Here I want to make an important note. The standard UI.Image uses fixed-size static arrays for temporary buffers - that’s great for its own rigidly limited scenarios, but in our case it’s not very convenient: we’re aiming for arbitrary grid sizes and any number of cutting half-planes.

At the same time, in basic scenarios that replicate UI.Image behavior, these buffer sizes remain fairly small. To avoid poking the GC and creating short-lived heap allocations, I decided to use stack allocation.

This is very convenient for performance, but also quite dangerous: with an unlucky configuration (too large a grid, too many half-planes) you can get a stack overflow (StackOverflowException) and effectively crash the Unity process.

So I added extra safety:

  • if the temporary buffer size does not exceed ~4 KB (which looks like a reasonably safe threshold), I use stackalloc and work with a stack array;
  • if more is required - instead of the stack I take a buffer from a pool on the heap, so as not to risk overflow.

This approach lets typical cases stay allocation-free and fast, while not turning “exotic” cases into a time bomb for the whole application.

However, you shouldn’t forget that buffers taken from a pool need to be cleared beforehand in cases where you don’t expect them to be completely filled. I spent several hours debugging a very strange bug in caching shared intersection points before I realized that it would be a good idea to clear this buffer before using it.

Fill mode variations

Now we have everything we need to implement absolutely any filling types on top of our grid.

Vertical and Horizontal are implemented very simply: it’s just one line along one axis, whose normal is directed according to fillOrigin. We move this line within the image rectangle proportionally to fillAmount, and our half-plane “cuts off” the excess part of the mesh.

Radial90

Now let’s look at Radial90. The name itself suggests that in this mode fillAmount is the fraction of an angle from 0 to 90 degrees (more precisely, from 0 to π/2). At first I confused myself: I tried to compute a point on a circle from this angle, tried different radii, but no matter what circle I used, the result still didn’t match what UI.Image draws.

It turned out to be much simpler: fillAmount defines an angle inside the image rectangle, not on some abstract circle. We just need to compute its sin and cos - and then pure trigonometry:

  • if cos > sin, the boundary of the filled area “slides” along the opposite vertical edge;
  • if cos < sin, along the opposite horizontal edge;
  • if cos == sin, the line hits exactly the corner.

## Requirements
(1) In the write-up on Unity image fill modes, what buffer size decides whether the author uses stackalloc or takes a buffer from a heap pool?
(2) Continue the write-up on Unity image fill modes, picking up right after its final line.

## Dataset content
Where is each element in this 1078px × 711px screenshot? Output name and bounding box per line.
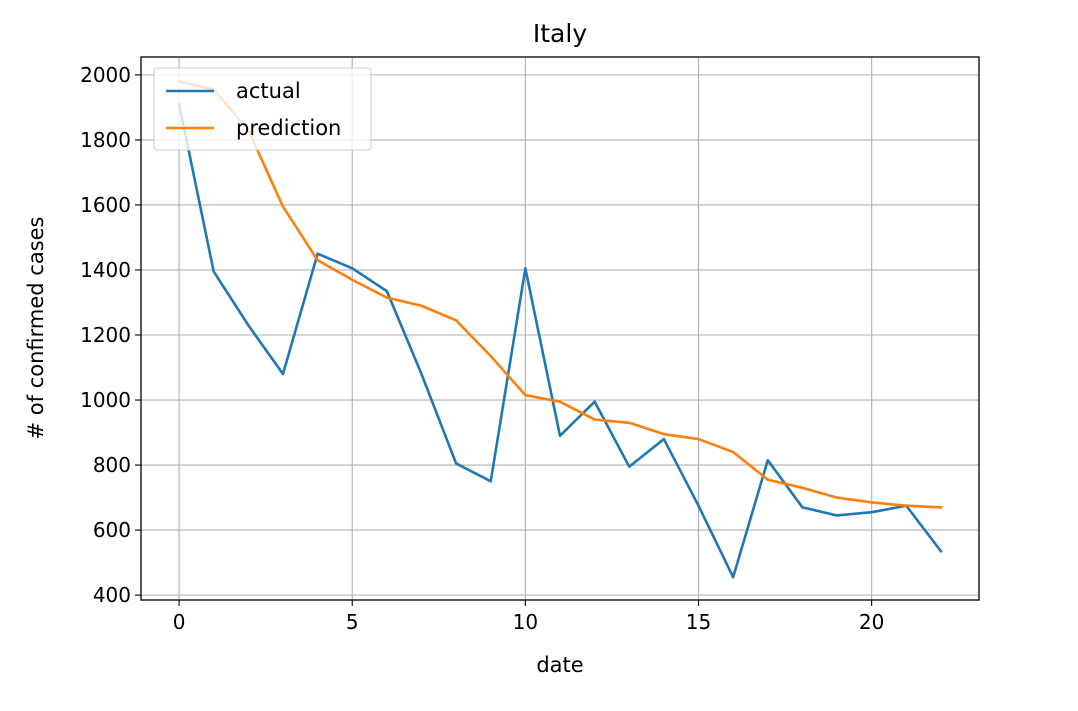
legend-box [153,67,372,151]
y-tick-label: 800 [93,453,131,477]
y-tick-label: 1800 [80,128,131,152]
x-tick-label: 0 [173,610,186,634]
series-line-actual [177,102,943,579]
chart-title: Italy [533,19,587,48]
plot-frame [140,56,980,601]
legend-label-prediction: prediction [236,116,341,140]
y-tick-label: 1600 [80,193,131,217]
series-line-prediction [177,79,943,509]
y-tick-label: 600 [93,518,131,542]
x-tick-label: 15 [686,610,711,634]
x-axis-label: date [536,653,583,677]
y-tick-label: 400 [93,583,131,607]
y-tick-label: 1000 [80,388,131,412]
legend: actual prediction [153,67,372,151]
x-tick-label: 5 [346,610,359,634]
legend-label-actual: actual [236,79,301,103]
axis-ticks: 0 5 10 15 20 400 600 800 1000 1200 1400 1600 1800 200… [80,63,884,634]
y-tick-label: 1400 [80,258,131,282]
grid [141,57,979,600]
x-tick-label: 10 [513,610,538,634]
y-axis-label: # of confirmed cases [24,217,48,440]
x-tick-label: 20 [859,610,884,634]
series-lines [177,79,943,579]
y-tick-label: 2000 [80,63,131,87]
y-tick-label: 1200 [80,323,131,347]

## Task-by-task answers
(1) About 4 KB. Buffers up to that size use stackalloc, and larger ones come from a pool on the heap.

(2)
Here the UI.Image sources helped me a lot: this exact logic is implemented there for Radial90. The only funny detail is that fillAmount is first multiplied by 90° (in degrees) and only then converted to radians. Mathematically we don’t care about degrees at all: you can multiply by π/2 right away and work in radians. But in the end it’s just another constant in the transformation chain - it doesn’t change the algorithm, it just makes the code slightly harder to read.

Radial 90

Tests

During the unsuccessful experiments with a circle, I realized this was the perfect moment to write tests. The more new functionality I added, the harder it became to visually verify that my component behaved exactly like UI.Image (and for us full compatibility matters!). In an ideal world you start with tests, but we don’t live in an ideal one - which, however, doesn’t diminish their importance :)

For each Image.type I made several parameterized Editor tests. From these parameters we create a sprite, a UI.Image, and my component. Then we:

  1. for each component separately, take a camera snapshot into a texture,
  2. compare the resulting textures pixel-by-pixel.

To simplify debugging, failing tests save both textures to disk as PNG so I can later open them calmly and see what exactly went wrong.

Also, for some modes I cared about, I added Asserts on vertex count to be sure my implementation in the worst case creates no more vertices than UI.Image.

Such checks protect well against accidental regressions: if somewhere in the code I suddenly stop sharing vertices or start generating extra polygons, the test will report it immediately, even if visually the image still looks “fine”.

Later this helped more than once to quickly find bugs both in my implementation and cases of strange behavior in UI.Image itself (we’ll get back to that).

Radial180

Now we can calmly return to fills and watch the number of passing tests grow.

Radial180 is actually quite easy to implement on top of Radial90.
Intuitively it’s just two 90° quarters glued together.

If we mentally split the rectangle into two halves (depending on fillOrigin this is either the top/bottom or left/right segment), then:

  • for fillAmount <= 0.5 we fill the first half like a normal Radial90;
  • for fillAmount > 0.5:
    • the first half is already fully filled,
    • in the second half we draw another Radial90, but with fillAmount remapped to [0, 1] for the remaining 50%.

In the end, Radial180 boils down to two Radial90 calls with different rectangles and sector orientations.
The main care point here is choosing which half to process first and how to account for fillOrigin and direction (fillClockwise) so that the result matches the standard UI.Image behavior exactly.

Radial 180

Radial360

At first Radial360 seemed only slightly more complex than Radial180.
The idea suggests itself: just like in the previous case, split the rectangle into two halves and apply Radial180 to each.

But there’s a nuance: now we need to additionally separate these halves from each other with one more cut. And everything works great until we set fillAmount > 0.5.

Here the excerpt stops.